■ **What to work on**: Wherever the string "name" appears, copy the whole line.

■ **Records for processing**:
* * *

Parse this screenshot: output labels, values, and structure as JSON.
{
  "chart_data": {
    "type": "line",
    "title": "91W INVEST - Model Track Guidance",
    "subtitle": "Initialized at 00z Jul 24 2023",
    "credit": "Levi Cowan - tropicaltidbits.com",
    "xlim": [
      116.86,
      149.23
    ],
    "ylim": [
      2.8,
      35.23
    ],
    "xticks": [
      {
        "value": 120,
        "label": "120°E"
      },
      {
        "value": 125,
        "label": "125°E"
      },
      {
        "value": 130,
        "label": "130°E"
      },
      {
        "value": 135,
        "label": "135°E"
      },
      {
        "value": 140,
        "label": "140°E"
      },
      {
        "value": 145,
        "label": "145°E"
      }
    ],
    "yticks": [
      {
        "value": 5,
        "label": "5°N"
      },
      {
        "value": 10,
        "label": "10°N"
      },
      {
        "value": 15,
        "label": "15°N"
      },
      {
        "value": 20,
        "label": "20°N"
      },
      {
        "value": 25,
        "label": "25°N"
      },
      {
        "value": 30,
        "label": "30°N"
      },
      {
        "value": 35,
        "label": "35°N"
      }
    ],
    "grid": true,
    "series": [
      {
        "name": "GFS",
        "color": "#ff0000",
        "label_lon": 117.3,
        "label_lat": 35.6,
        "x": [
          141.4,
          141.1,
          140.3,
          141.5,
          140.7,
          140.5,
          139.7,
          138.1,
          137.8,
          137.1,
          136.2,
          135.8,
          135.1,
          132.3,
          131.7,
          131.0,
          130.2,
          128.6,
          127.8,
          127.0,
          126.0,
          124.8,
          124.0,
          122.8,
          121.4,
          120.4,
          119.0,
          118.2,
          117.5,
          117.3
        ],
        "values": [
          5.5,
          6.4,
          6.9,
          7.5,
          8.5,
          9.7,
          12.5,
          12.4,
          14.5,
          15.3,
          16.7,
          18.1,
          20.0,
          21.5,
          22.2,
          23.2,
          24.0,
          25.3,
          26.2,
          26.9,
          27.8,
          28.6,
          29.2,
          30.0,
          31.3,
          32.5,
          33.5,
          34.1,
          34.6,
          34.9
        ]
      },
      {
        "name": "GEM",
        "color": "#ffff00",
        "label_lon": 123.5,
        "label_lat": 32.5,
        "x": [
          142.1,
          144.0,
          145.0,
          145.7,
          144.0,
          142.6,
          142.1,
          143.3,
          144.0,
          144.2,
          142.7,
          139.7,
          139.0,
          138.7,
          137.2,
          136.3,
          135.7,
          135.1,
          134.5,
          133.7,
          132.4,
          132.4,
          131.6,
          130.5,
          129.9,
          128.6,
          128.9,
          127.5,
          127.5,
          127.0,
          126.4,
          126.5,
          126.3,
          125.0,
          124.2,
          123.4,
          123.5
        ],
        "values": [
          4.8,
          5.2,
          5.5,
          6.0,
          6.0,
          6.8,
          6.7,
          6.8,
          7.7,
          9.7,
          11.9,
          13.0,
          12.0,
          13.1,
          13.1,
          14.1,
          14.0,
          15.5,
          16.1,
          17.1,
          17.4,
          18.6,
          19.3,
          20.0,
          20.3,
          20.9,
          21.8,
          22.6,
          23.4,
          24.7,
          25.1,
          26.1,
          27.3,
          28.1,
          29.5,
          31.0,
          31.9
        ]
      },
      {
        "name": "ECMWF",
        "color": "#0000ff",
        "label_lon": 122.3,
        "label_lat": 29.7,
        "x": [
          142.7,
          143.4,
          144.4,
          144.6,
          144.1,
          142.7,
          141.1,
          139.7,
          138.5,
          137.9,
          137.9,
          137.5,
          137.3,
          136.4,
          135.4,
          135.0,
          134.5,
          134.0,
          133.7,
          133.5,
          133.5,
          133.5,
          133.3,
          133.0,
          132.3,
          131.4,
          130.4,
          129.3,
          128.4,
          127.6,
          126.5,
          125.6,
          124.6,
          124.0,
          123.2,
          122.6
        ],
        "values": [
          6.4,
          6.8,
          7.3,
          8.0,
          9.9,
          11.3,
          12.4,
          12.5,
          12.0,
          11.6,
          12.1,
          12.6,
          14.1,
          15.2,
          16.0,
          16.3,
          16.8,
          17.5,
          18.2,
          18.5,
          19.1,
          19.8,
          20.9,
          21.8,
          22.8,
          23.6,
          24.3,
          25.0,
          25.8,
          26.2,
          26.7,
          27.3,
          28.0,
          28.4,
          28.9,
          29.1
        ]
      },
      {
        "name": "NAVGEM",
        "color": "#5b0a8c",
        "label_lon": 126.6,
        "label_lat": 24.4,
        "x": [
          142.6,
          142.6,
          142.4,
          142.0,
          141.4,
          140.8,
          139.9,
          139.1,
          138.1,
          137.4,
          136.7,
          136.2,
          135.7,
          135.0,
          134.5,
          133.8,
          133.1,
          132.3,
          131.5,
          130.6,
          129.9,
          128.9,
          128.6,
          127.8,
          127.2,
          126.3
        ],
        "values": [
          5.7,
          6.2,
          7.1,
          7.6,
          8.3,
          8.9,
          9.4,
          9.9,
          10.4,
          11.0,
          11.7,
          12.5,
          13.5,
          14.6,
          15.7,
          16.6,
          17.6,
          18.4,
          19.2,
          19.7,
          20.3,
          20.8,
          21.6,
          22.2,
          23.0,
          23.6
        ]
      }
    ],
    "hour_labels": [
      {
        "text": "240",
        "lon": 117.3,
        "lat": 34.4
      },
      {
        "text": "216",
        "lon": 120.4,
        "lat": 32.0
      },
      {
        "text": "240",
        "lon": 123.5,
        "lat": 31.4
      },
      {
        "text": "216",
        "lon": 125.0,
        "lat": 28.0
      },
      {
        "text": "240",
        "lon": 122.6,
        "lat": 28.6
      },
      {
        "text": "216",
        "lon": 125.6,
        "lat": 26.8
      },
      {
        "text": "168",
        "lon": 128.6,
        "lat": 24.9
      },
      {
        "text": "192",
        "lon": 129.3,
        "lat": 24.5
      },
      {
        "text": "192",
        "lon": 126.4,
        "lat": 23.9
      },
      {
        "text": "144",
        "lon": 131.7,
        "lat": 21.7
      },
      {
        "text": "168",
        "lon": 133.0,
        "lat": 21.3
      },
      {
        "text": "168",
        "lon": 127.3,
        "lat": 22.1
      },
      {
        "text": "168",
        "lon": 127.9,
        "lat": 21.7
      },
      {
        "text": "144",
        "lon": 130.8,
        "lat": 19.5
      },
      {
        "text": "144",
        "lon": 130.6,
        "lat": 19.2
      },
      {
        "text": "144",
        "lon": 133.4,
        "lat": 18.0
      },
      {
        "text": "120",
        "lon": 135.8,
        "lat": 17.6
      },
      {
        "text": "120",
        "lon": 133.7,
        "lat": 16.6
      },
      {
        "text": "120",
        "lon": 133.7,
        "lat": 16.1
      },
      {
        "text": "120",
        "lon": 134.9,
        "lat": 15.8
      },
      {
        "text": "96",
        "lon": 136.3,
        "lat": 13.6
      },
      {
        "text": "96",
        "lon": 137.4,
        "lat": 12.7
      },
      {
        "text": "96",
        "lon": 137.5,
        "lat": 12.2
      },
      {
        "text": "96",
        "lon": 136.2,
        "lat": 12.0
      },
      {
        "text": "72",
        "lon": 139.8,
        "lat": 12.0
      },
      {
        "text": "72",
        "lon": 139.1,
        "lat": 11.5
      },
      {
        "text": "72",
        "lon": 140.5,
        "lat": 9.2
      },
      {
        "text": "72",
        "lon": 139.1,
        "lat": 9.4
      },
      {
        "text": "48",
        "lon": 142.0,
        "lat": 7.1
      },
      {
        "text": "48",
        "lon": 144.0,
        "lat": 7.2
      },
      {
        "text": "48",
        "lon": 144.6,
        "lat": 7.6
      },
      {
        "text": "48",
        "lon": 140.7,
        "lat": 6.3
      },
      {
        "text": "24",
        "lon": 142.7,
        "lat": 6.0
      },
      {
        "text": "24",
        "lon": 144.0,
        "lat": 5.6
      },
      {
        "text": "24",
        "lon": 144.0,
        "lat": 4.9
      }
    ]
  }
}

* * *

■ **Task output**:
        "name": "GFS",
        "name": "GEM",
        "name": "ECMWF",
        "name": "NAVGEM",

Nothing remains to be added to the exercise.